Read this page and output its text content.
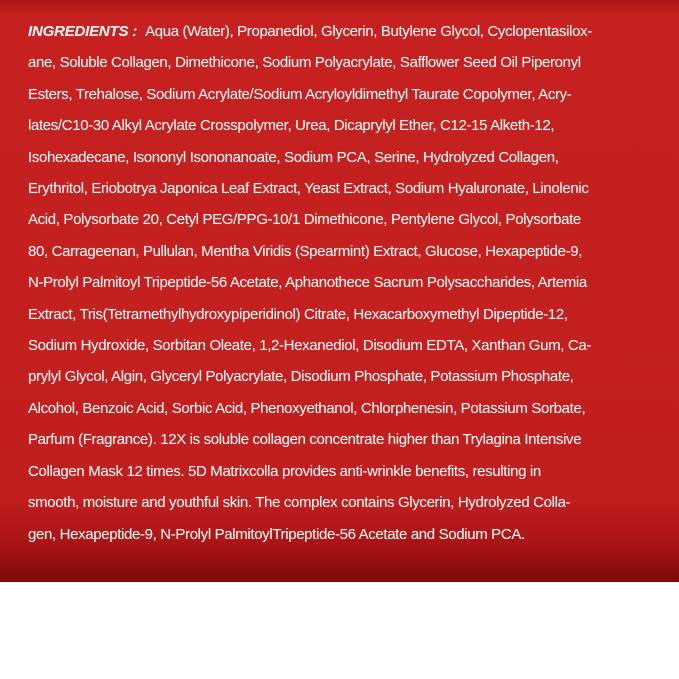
INGREDIENTS : Aqua (Water), Propanediol, Glycerin, Butylene Glycol, Cyclopentasilox-
ane, Soluble Collagen, Dimethicone, Sodium Polyacrylate, Safflower Seed Oil Piperonyl
Esters, Trehalose, Sodium Acrylate/Sodium Acryloyldimethyl Taurate Copolymer, Acry-
lates/C10-30 Alkyl Acrylate Crosspolymer, Urea, Dicaprylyl Ether, C12-15 Alketh-12,
Isohexadecane, Isononyl Isononanoate, Sodium PCA, Serine, Hydrolyzed Collagen,
Erythritol, Eriobotrya Japonica Leaf Extract, Yeast Extract, Sodium Hyaluronate, Linolenic
Acid, Polysorbate 20, Cetyl PEG/PPG-10/1 Dimethicone, Pentylene Glycol, Polysorbate
80, Carrageenan, Pullulan, Mentha Viridis (Spearmint) Extract, Glucose, Hexapeptide-9,
N-Prolyl Palmitoyl Tripeptide-56 Acetate, Aphanothece Sacrum Polysaccharides, Artemia
Extract, Tris(Tetramethylhydroxypiperidinol) Citrate, Hexacarboxymethyl Dipeptide-12,
Sodium Hydroxide, Sorbitan Oleate, 1,2-Hexanediol, Disodium EDTA, Xanthan Gum, Ca-
prylyl Glycol, Algin, Glyceryl Polyacrylate, Disodium Phosphate, Potassium Phosphate,
Alcohol, Benzoic Acid, Sorbic Acid, Phenoxyethanol, Chlorphenesin, Potassium Sorbate,
Parfum (Fragrance). 12X is soluble collagen concentrate higher than Trylagina Intensive
Collagen Mask 12 times. 5D Matrixcolla provides anti-wrinkle benefits, resulting in
smooth, moisture and youthful skin. The complex contains Glycerin, Hydrolyzed Colla-
gen, Hexapeptide-9, N-Prolyl PalmitoylTripeptide-56 Acetate and Sodium PCA.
+-------+
**What this task involves**
Where a line of the records includes "Prolyl", copy it.

**Problem solution**
N-Prolyl Palmitoyl Tripeptide-56 Acetate, Aphanothece Sacrum Polysaccharides, Artemia
gen, Hexapeptide-9, N-Prolyl PalmitoylTripeptide-56 Acetate and Sodium PCA.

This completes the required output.